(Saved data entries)
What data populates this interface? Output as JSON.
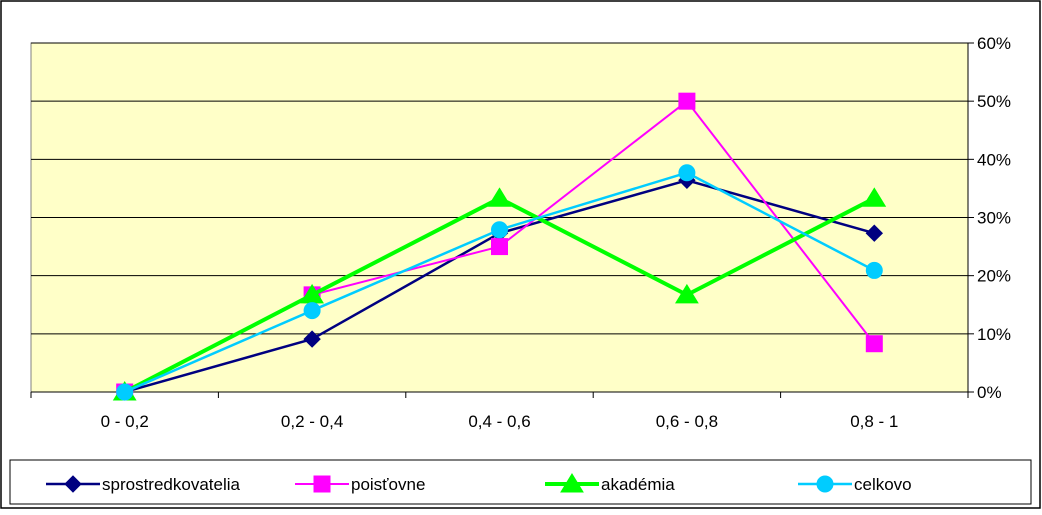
{
  "chart_data": {
    "type": "line",
    "categories": [
      "0 - 0,2",
      "0,2 - 0,4",
      "0,4 - 0,6",
      "0,6 - 0,8",
      "0,8 - 1"
    ],
    "ylim": [
      0,
      60
    ],
    "yticks": [
      0,
      10,
      20,
      30,
      40,
      50,
      60
    ],
    "ytick_labels": [
      "0%",
      "10%",
      "20%",
      "30%",
      "40%",
      "50%",
      "60%"
    ],
    "y_axis_side": "right",
    "grid": true,
    "plot_background": "#FFFFC8",
    "legend_position": "bottom",
    "series": [
      {
        "name": "sprostredkovatelia",
        "values": [
          0,
          9.1,
          27.3,
          36.4,
          27.3
        ],
        "color": "#000080",
        "marker": "diamond"
      },
      {
        "name": "poisťovne",
        "values": [
          0,
          16.7,
          25.0,
          50.0,
          8.3
        ],
        "color": "#FF00FF",
        "marker": "square"
      },
      {
        "name": "akadémia",
        "values": [
          0,
          16.7,
          33.3,
          16.7,
          33.3
        ],
        "color": "#00FF00",
        "marker": "triangle"
      },
      {
        "name": "celkovo",
        "values": [
          0,
          14.0,
          27.9,
          37.7,
          20.9
        ],
        "color": "#00CCFF",
        "marker": "circle"
      }
    ],
    "title": "",
    "xlabel": "",
    "ylabel": ""
  }
}
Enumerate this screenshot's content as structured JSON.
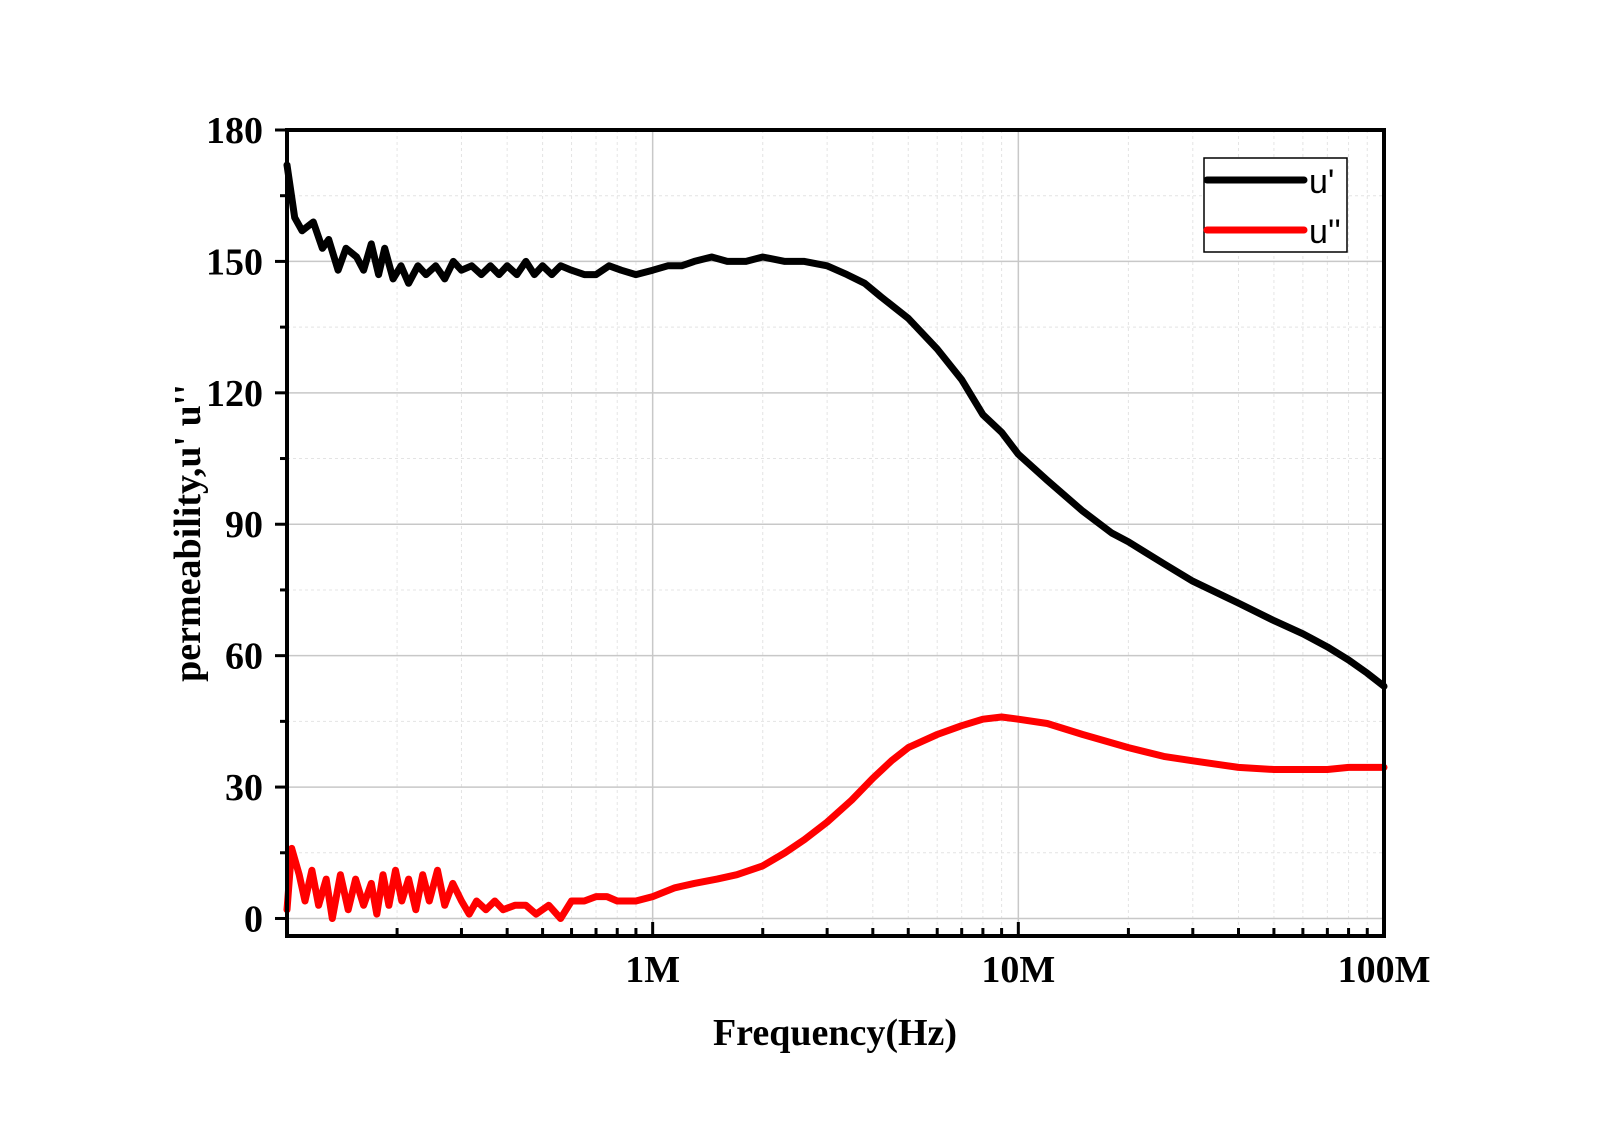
{
  "chart_data": {
    "type": "line",
    "title": "",
    "xlabel": "Frequency(Hz)",
    "ylabel": "permeability,u'  u''",
    "x_scale": "log",
    "xlim": [
      100000,
      100000000
    ],
    "ylim": [
      -4,
      180
    ],
    "x_ticks": [
      {
        "value": 1000000,
        "label": "1M"
      },
      {
        "value": 10000000,
        "label": "10M"
      },
      {
        "value": 100000000,
        "label": "100M"
      }
    ],
    "y_ticks": [
      {
        "value": 0,
        "label": "0"
      },
      {
        "value": 30,
        "label": "30"
      },
      {
        "value": 60,
        "label": "60"
      },
      {
        "value": 90,
        "label": "90"
      },
      {
        "value": 120,
        "label": "120"
      },
      {
        "value": 150,
        "label": "150"
      },
      {
        "value": 180,
        "label": "180"
      }
    ],
    "grid": true,
    "legend_position": "top-right",
    "series": [
      {
        "name": "u'",
        "color": "#000000",
        "points": [
          [
            100000,
            172
          ],
          [
            105000,
            160
          ],
          [
            110000,
            157
          ],
          [
            118000,
            159
          ],
          [
            125000,
            153
          ],
          [
            130000,
            155
          ],
          [
            138000,
            148
          ],
          [
            145000,
            153
          ],
          [
            155000,
            151
          ],
          [
            162000,
            148
          ],
          [
            170000,
            154
          ],
          [
            178000,
            147
          ],
          [
            185000,
            153
          ],
          [
            195000,
            146
          ],
          [
            205000,
            149
          ],
          [
            215000,
            145
          ],
          [
            228000,
            149
          ],
          [
            240000,
            147
          ],
          [
            255000,
            149
          ],
          [
            270000,
            146
          ],
          [
            285000,
            150
          ],
          [
            300000,
            148
          ],
          [
            320000,
            149
          ],
          [
            340000,
            147
          ],
          [
            360000,
            149
          ],
          [
            380000,
            147
          ],
          [
            400000,
            149
          ],
          [
            425000,
            147
          ],
          [
            450000,
            150
          ],
          [
            475000,
            147
          ],
          [
            500000,
            149
          ],
          [
            530000,
            147
          ],
          [
            560000,
            149
          ],
          [
            600000,
            148
          ],
          [
            650000,
            147
          ],
          [
            700000,
            147
          ],
          [
            760000,
            149
          ],
          [
            820000,
            148
          ],
          [
            900000,
            147
          ],
          [
            1000000,
            148
          ],
          [
            1100000,
            149
          ],
          [
            1200000,
            149
          ],
          [
            1300000,
            150
          ],
          [
            1450000,
            151
          ],
          [
            1600000,
            150
          ],
          [
            1800000,
            150
          ],
          [
            2000000,
            151
          ],
          [
            2300000,
            150
          ],
          [
            2600000,
            150
          ],
          [
            3000000,
            149
          ],
          [
            3400000,
            147
          ],
          [
            3800000,
            145
          ],
          [
            4200000,
            142
          ],
          [
            5000000,
            137
          ],
          [
            6000000,
            130
          ],
          [
            7000000,
            123
          ],
          [
            8000000,
            115
          ],
          [
            9000000,
            111
          ],
          [
            10000000,
            106
          ],
          [
            12000000,
            100
          ],
          [
            15000000,
            93
          ],
          [
            18000000,
            88
          ],
          [
            20000000,
            86
          ],
          [
            25000000,
            81
          ],
          [
            30000000,
            77
          ],
          [
            40000000,
            72
          ],
          [
            50000000,
            68
          ],
          [
            60000000,
            65
          ],
          [
            70000000,
            62
          ],
          [
            80000000,
            59
          ],
          [
            90000000,
            56
          ],
          [
            100000000,
            53
          ]
        ]
      },
      {
        "name": "u''",
        "color": "#ff0000",
        "points": [
          [
            100000,
            2
          ],
          [
            103000,
            16
          ],
          [
            108000,
            10
          ],
          [
            112000,
            4
          ],
          [
            117000,
            11
          ],
          [
            122000,
            3
          ],
          [
            128000,
            9
          ],
          [
            133000,
            0
          ],
          [
            140000,
            10
          ],
          [
            147000,
            2
          ],
          [
            154000,
            9
          ],
          [
            162000,
            3
          ],
          [
            170000,
            8
          ],
          [
            176000,
            1
          ],
          [
            183000,
            10
          ],
          [
            190000,
            3
          ],
          [
            198000,
            11
          ],
          [
            206000,
            4
          ],
          [
            215000,
            9
          ],
          [
            225000,
            2
          ],
          [
            235000,
            10
          ],
          [
            245000,
            4
          ],
          [
            258000,
            11
          ],
          [
            270000,
            3
          ],
          [
            284000,
            8
          ],
          [
            300000,
            4
          ],
          [
            315000,
            1
          ],
          [
            330000,
            4
          ],
          [
            350000,
            2
          ],
          [
            370000,
            4
          ],
          [
            390000,
            2
          ],
          [
            420000,
            3
          ],
          [
            450000,
            3
          ],
          [
            480000,
            1
          ],
          [
            520000,
            3
          ],
          [
            560000,
            0
          ],
          [
            600000,
            4
          ],
          [
            650000,
            4
          ],
          [
            700000,
            5
          ],
          [
            750000,
            5
          ],
          [
            800000,
            4
          ],
          [
            900000,
            4
          ],
          [
            1000000,
            5
          ],
          [
            1150000,
            7
          ],
          [
            1300000,
            8
          ],
          [
            1500000,
            9
          ],
          [
            1700000,
            10
          ],
          [
            2000000,
            12
          ],
          [
            2300000,
            15
          ],
          [
            2600000,
            18
          ],
          [
            3000000,
            22
          ],
          [
            3500000,
            27
          ],
          [
            4000000,
            32
          ],
          [
            4500000,
            36
          ],
          [
            5000000,
            39
          ],
          [
            6000000,
            42
          ],
          [
            7000000,
            44
          ],
          [
            8000000,
            45.5
          ],
          [
            9000000,
            46
          ],
          [
            10000000,
            45.5
          ],
          [
            12000000,
            44.5
          ],
          [
            15000000,
            42
          ],
          [
            20000000,
            39
          ],
          [
            25000000,
            37
          ],
          [
            30000000,
            36
          ],
          [
            40000000,
            34.5
          ],
          [
            50000000,
            34
          ],
          [
            60000000,
            34
          ],
          [
            70000000,
            34
          ],
          [
            80000000,
            34.5
          ],
          [
            100000000,
            34.5
          ]
        ]
      }
    ]
  }
}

= What the exercise asks =
Pick out the lines that include the word "marker" and write them out.

= Response =
        "marker": "diamond"
        "marker": "square"
        "marker": "triangle"
        "marker": "circle"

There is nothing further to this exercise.